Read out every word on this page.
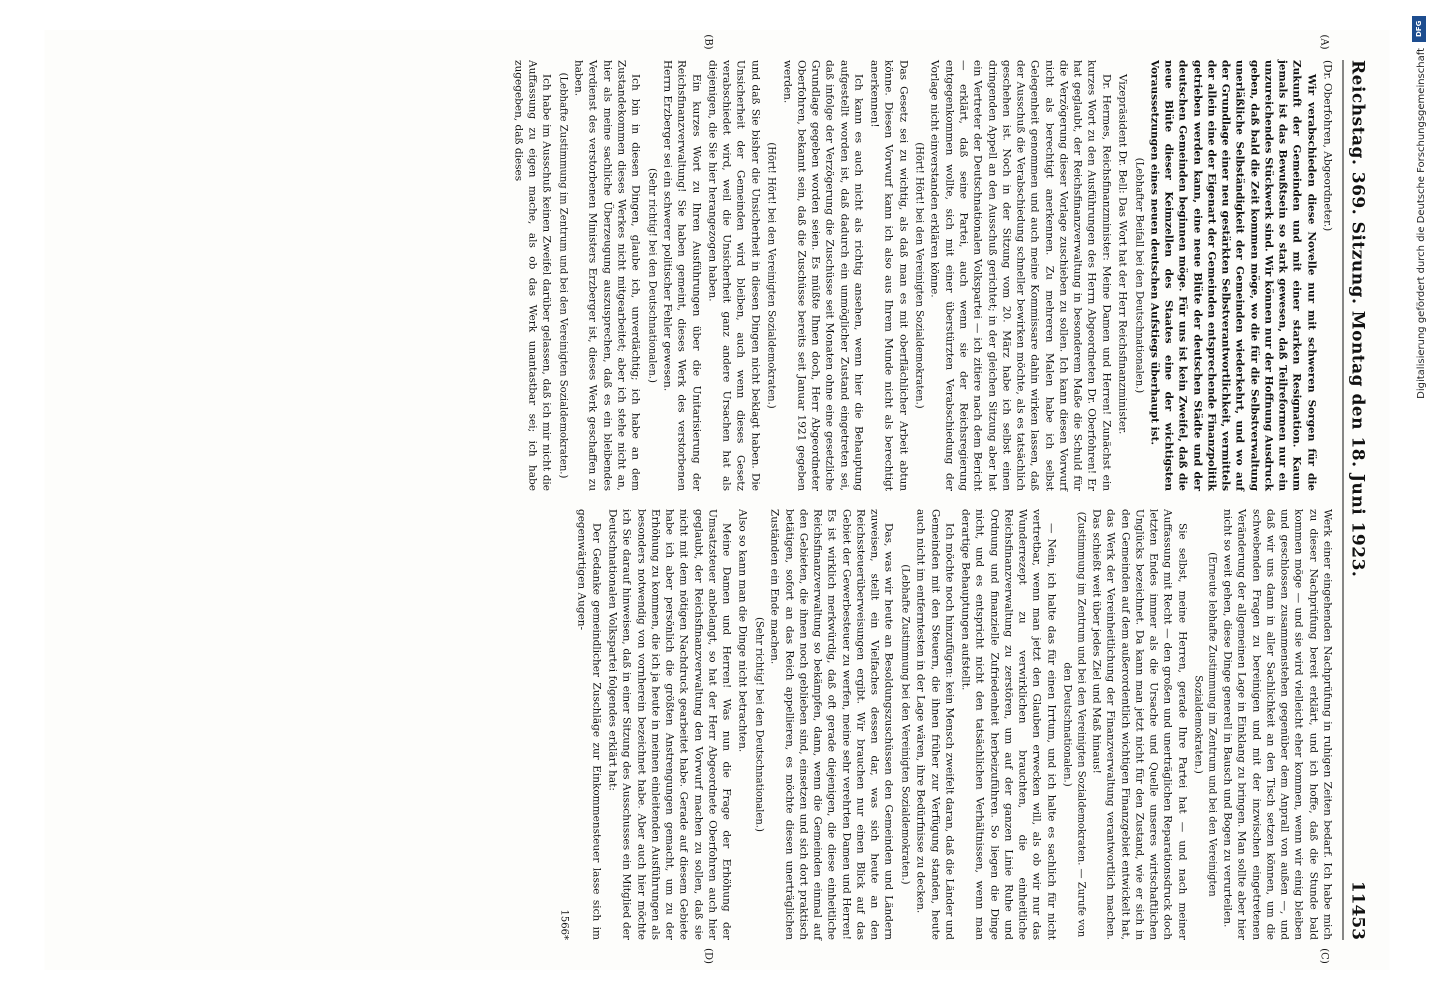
Reichstag. 369. Sitzung. Montag den 18. Juni 1923.
11453
(A)
(B)

(Dr. Oberfohren, Abgeordneter.)

Wir verabschieden diese Novelle nur mit schweren Sorgen für die Zukunft der Gemeinden und mit einer starken Resignation. Kaum jemals ist das Bewußtsein so stark gewesen, daß Teilreformen nur ein unzureichendes Stückwerk sind. Wir können nur der Hoffnung Ausdruck geben, daß bald die Zeit kommen möge, wo die für die Selbstverwaltung unerläßliche Selbständigkeit der Gemeinden wiederkehrt, und wo auf der Grundlage einer neu gestärkten Selbstverantwortlichkeit, vermittels der allein eine der Eigenart der Gemeinden entsprechende Finanzpolitik getrieben werden kann, eine neue Blüte der deutschen Städte und der deutschen Gemeinden beginnen möge. Für uns ist kein Zweifel, daß die neue Blüte dieser Keimzellen des Staates eine der wichtigsten Voraussetzungen eines neuen deutschen Aufstiegs überhaupt ist.

(Lebhafter Beifall bei den Deutschnationalen.)

Vizepräsident Dr. Bell: Das Wort hat der Herr Reichsfinanzminister.

Dr. Hermes, Reichsfinanzminister: Meine Damen und Herren! Zunächst ein kurzes Wort zu den Ausführungen des Herrn Abgeordneten Dr. Oberfohren! Er hat geglaubt, der Reichsfinanzverwaltung in besonderem Maße die Schuld für die Verzögerung dieser Vorlage zuschieben zu sollen. Ich kann diesen Vorwurf nicht als berechtigt anerkennen. Zu mehreren Malen habe ich selbst Gelegenheit genommen und auch meine Kommissare dahin wirken lassen, daß der Ausschuß die Verabschiedung schneller bewirken möchte, als es tatsächlich geschehen ist. Noch in der Sitzung vom 20. März habe ich selbst einen dringenden Appell an den Ausschuß gerichtet; in der gleichen Sitzung aber hat ein Vertreter der Deutschnationalen Volkspartei — ich zitiere nach dem Bericht — erklärt, daß seine Partei, auch wenn sie der Reichsregierung entgegenkommen wollte, sich mit einer überstürzten Verabschiedung der Vorlage nicht einverstanden erklären könne.

(Hört! Hört! bei den Vereinigten Sozialdemokraten.)

Das Gesetz sei zu wichtig, als daß man es mit oberflächlicher Arbeit abtun könne. Diesen Vorwurf kann ich also aus Ihrem Munde nicht als berechtigt anerkennen!

Ich kann es auch nicht als richtig ansehen, wenn hier die Behauptung aufgestellt worden ist, daß dadurch ein unmöglicher Zustand eingetreten sei, daß infolge der Verzögerung die Zuschüsse seit Monaten ohne eine gesetzliche Grundlage gegeben worden seien. Es müßte Ihnen doch, Herr Abgeordneter Oberfohren, bekannt sein, daß die Zuschüsse bereits seit Januar 1921 gegeben werden.

(Hört! Hört! bei den Vereinigten Sozialdemokraten.)

und daß Sie bisher die Unsicherheit in diesen Dingen nicht beklagt haben. Die Unsicherheit der Gemeinden wird bleiben, auch wenn dieses Gesetz verabschiedet wird, weil die Unsicherheit ganz andere Ursachen hat als diejenigen, die Sie hier herangezogen haben.

Ein kurzes Wort zu Ihren Ausführungen über die Unitarisierung der Reichsfinanzverwaltung! Sie haben gemeint, dieses Werk des verstorbenen Herrn Erzberger sei ein schwerer politischer Fehler gewesen.

(Sehr richtig! bei den Deutschnationalen.)

Ich bin in diesen Dingen, glaube ich, unverdächtig; ich habe an dem Zustandekommen dieses Werkes nicht mitgearbeitet; aber ich stehe nicht an, hier als meine sachliche Überzeugung auszusprechen, daß es ein bleibendes Verdienst des verstorbenen Ministers Erzberger ist, dieses Werk geschaffen zu haben.

(Lebhafte Zustimmung im Zentrum und bei den Vereinigten Sozialdemokraten.)

Ich habe im Ausschuß keinen Zweifel darüber gelassen, daß ich mir nicht die Auffassung zu eigen mache, als ob das Werk unantastbar sei; ich habe zugegeben, daß dieses

(C)
(D)

Werk einer eingehenden Nachprüfung in ruhigen Zeiten bedarf. Ich habe mich zu dieser Nachprüfung bereit erklärt, und ich hoffe, daß die Stunde bald kommen möge — und sie wird vielleicht eher kommen, wenn wir einig bleiben und geschlossen zusammenstehen gegenüber dem Anprall von außen —, und daß wir uns dann in aller Sachlichkeit an den Tisch setzen können, um die schwebenden Fragen zu bereinigen und mit der inzwischen eingetretenen Veränderung der allgemeinen Lage in Einklang zu bringen. Man sollte aber hier nicht so weit gehen, diese Dinge generell in Bausch und Bogen zu verurteilen.

(Erneute lebhafte Zustimmung im Zentrum und bei den Vereinigten Sozialdemokraten.)

Sie selbst, meine Herren, gerade Ihre Partei hat — und nach meiner Auffassung mit Recht — den großen und unerträglichen Reparationsdruck doch letzten Endes immer als die Ursache und Quelle unseres wirtschaftlichen Unglücks bezeichnet. Da kann man jetzt nicht für den Zustand, wie er sich in den Gemeinden auf dem außerordentlich wichtigen Finanzgebiet entwickelt hat, das Werk der Vereinheitlichung der Finanzverwaltung verantwortlich machen. Das schießt weit über jedes Ziel und Maß hinaus!

(Zustimmung im Zentrum und bei den Vereinigten Sozialdemokraten. — Zurufe von den Deutschnationalen.)

— Nein, ich halte das für einen Irrtum, und ich halte es sachlich für nicht vertretbar, wenn man jetzt den Glauben erwecken will, als ob wir nur das Wunderrezept zu verwirklichen brauchten, die einheitliche Reichsfinanzverwaltung zu zerstören, um auf der ganzen Linie Ruhe und Ordnung und finanzielle Zufriedenheit herbeizuführen. So liegen die Dinge nicht, und es entspricht nicht den tatsächlichen Verhältnissen, wenn man derartige Behauptungen aufstellt.

Ich möchte noch hinzufügen: kein Mensch zweifelt daran, daß die Länder und Gemeinden mit den Steuern, die ihnen früher zur Verfügung standen, heute auch nicht im entferntesten in der Lage wären, ihre Bedürfnisse zu decken.

(Lebhafte Zustimmung bei den Vereinigten Sozialdemokraten.)

Das, was wir heute an Besoldungszuschüssen den Gemeinden und Ländern zuweisen, stellt ein Vielfaches dessen dar, was sich heute an den Reichssteuerüberweisungen ergibt. Wir brauchen nur einen Blick auf das Gebiet der Gewerbesteuer zu werfen, meine sehr verehrten Damen und Herren! Es ist wirklich merkwürdig, daß oft gerade diejenigen, die diese einheitliche Reichsfinanzverwaltung so bekämpfen, dann, wenn die Gemeinden einmal auf den Gebieten, die ihnen noch geblieben sind, einsetzen und sich dort praktisch betätigen, sofort an das Reich appellieren, es möchte diesen unerträglichen Zuständen ein Ende machen.

(Sehr richtig! bei den Deutschnationalen.)

Also so kann man die Dinge nicht betrachten.

Meine Damen und Herren! Was nun die Frage der Erhöhung der Umsatzsteuer anbelangt, so hat der Herr Abgeordnete Oberfohren auch hier geglaubt, der Reichsfinanzverwaltung den Vorwurf machen zu sollen, daß sie nicht mit dem nötigen Nachdruck gearbeitet habe. Gerade auf diesem Gebiete habe ich aber persönlich die größten Anstrengungen gemacht, um zu der Erhöhung zu kommen, die ich ja heute in meinen einleitenden Ausführungen als besonders notwendig von vornherein bezeichnet habe. Aber auch hier möchte ich Sie darauf hinweisen, daß in einer Sitzung des Ausschusses ein Mitglied der Deutschnationalen Volkspartei folgendes erklärt hat:

Der Gedanke gemeindlicher Zuschläge zur Einkommensteuer lasse sich im gegenwärtigen Augen-

1566*
DFG
Digitalisierung gefördert durch die Deutsche Forschungsgemeinschaft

******

# Work item
How many lines of the listing above hold the string "Zustimmung"? Answer with the number alone.

# Response
4